- **THE TASK**: Check every line of the entries that follow, and copy the ones containing "text".

Raw records
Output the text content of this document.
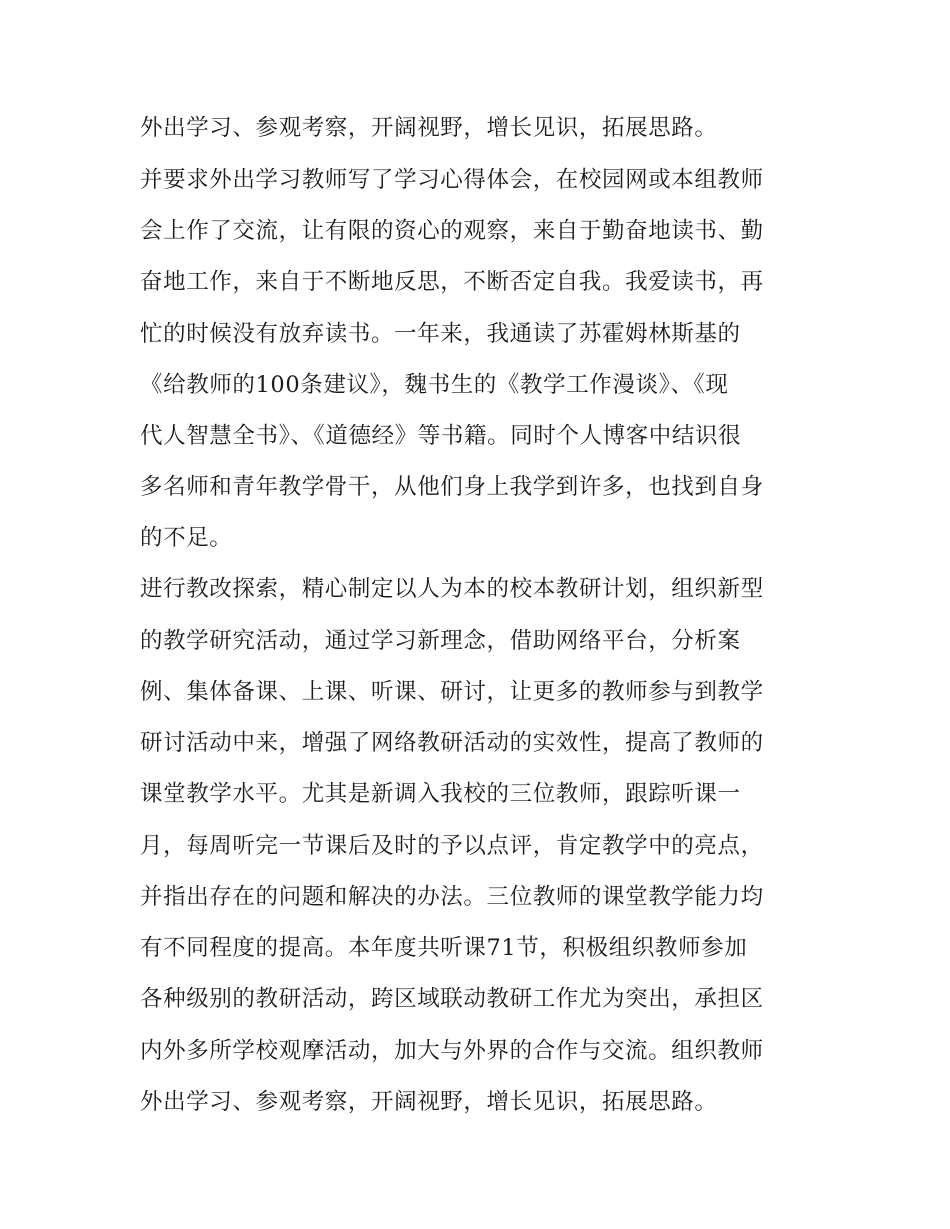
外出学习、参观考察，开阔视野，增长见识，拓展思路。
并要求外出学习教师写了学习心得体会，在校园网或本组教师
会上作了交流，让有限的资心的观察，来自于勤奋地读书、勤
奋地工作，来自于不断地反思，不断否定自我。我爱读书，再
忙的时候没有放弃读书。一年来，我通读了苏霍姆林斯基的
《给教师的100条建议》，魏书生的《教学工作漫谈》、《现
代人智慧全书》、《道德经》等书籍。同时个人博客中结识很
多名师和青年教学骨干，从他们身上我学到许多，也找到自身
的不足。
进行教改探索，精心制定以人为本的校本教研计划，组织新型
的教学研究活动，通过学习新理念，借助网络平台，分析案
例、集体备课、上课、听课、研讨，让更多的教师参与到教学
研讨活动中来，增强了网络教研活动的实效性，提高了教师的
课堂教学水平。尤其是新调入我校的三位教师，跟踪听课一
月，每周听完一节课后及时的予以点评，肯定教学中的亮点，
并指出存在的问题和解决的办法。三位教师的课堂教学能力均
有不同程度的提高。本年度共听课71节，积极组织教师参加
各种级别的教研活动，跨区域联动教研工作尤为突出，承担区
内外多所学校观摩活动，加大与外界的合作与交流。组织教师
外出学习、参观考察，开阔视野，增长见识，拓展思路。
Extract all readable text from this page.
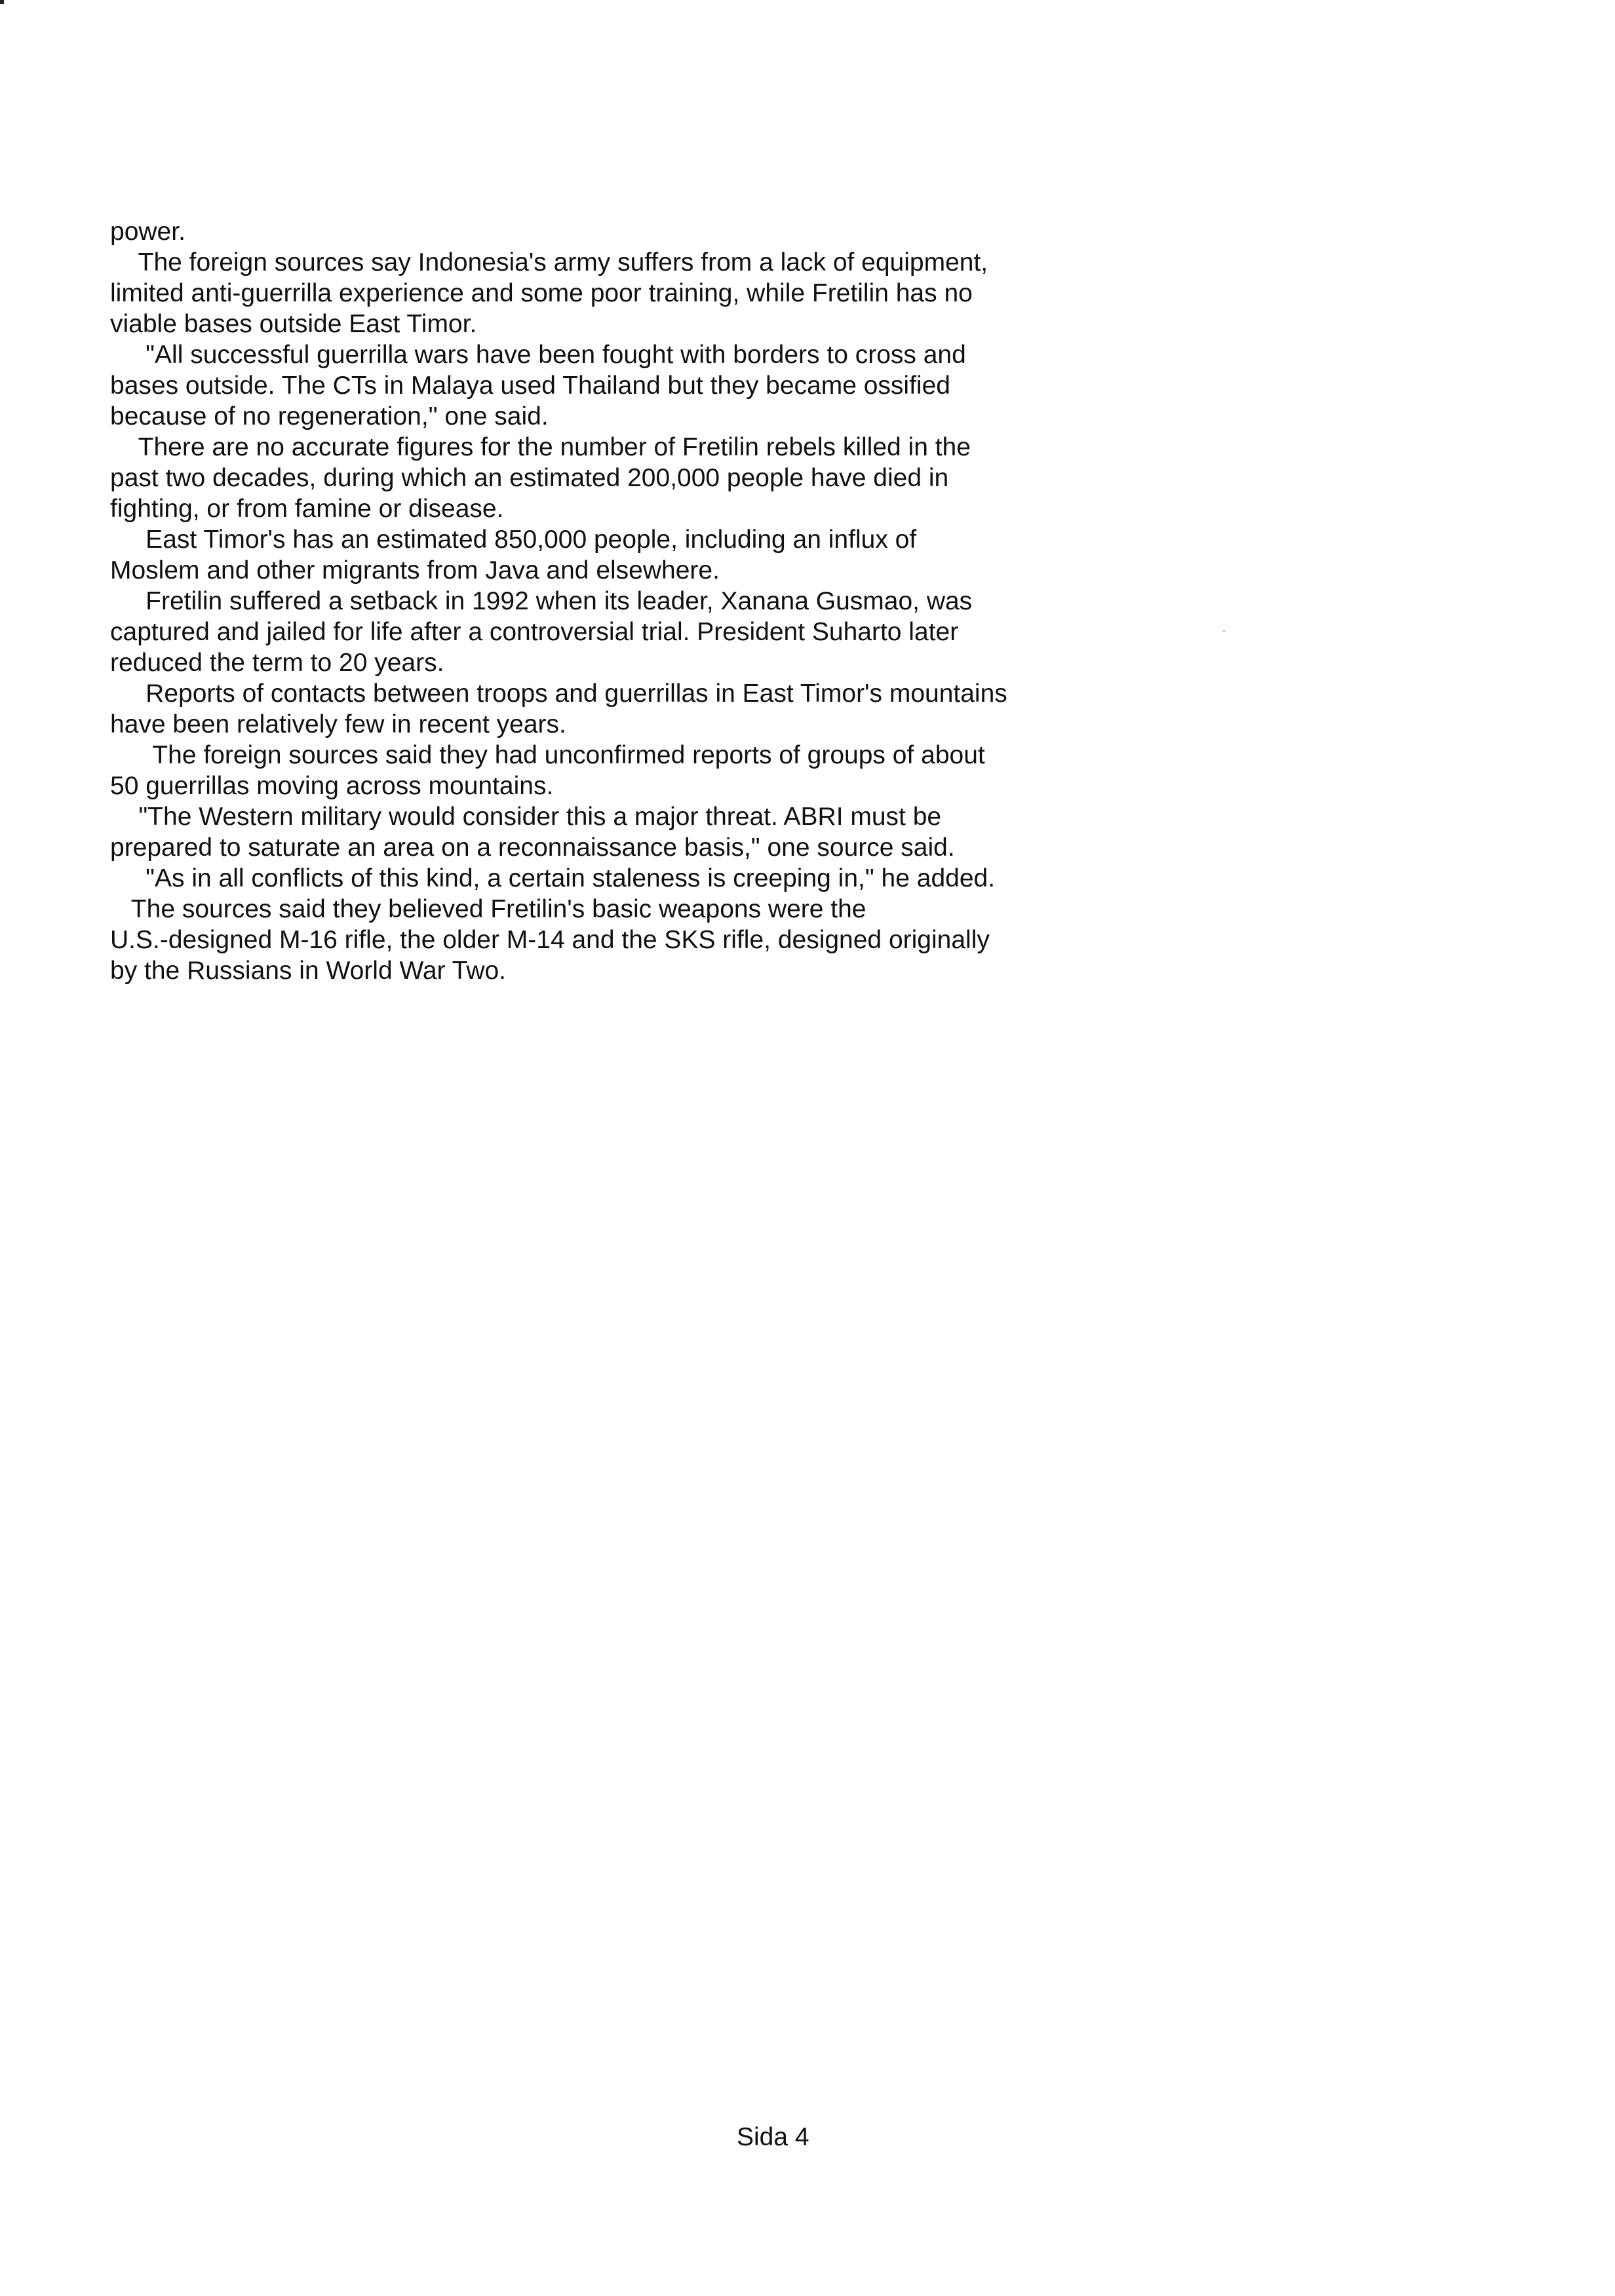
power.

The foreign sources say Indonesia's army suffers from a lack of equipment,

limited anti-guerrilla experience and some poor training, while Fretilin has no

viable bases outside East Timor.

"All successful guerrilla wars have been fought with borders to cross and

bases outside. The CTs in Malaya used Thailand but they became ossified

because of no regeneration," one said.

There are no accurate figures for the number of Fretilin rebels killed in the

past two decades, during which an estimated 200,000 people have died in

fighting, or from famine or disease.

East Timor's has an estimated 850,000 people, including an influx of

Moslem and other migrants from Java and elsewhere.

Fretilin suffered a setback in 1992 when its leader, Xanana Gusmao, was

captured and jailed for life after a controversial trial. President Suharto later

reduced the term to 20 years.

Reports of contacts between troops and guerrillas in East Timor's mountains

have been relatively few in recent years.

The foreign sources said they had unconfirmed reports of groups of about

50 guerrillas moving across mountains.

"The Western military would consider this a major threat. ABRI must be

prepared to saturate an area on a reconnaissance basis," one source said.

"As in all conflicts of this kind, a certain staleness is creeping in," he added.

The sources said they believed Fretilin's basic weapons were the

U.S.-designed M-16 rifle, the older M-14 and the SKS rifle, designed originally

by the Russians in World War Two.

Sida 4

- **EXERCISE ANSWER**:
Output the text content of this document.
Extract all readable text from this page.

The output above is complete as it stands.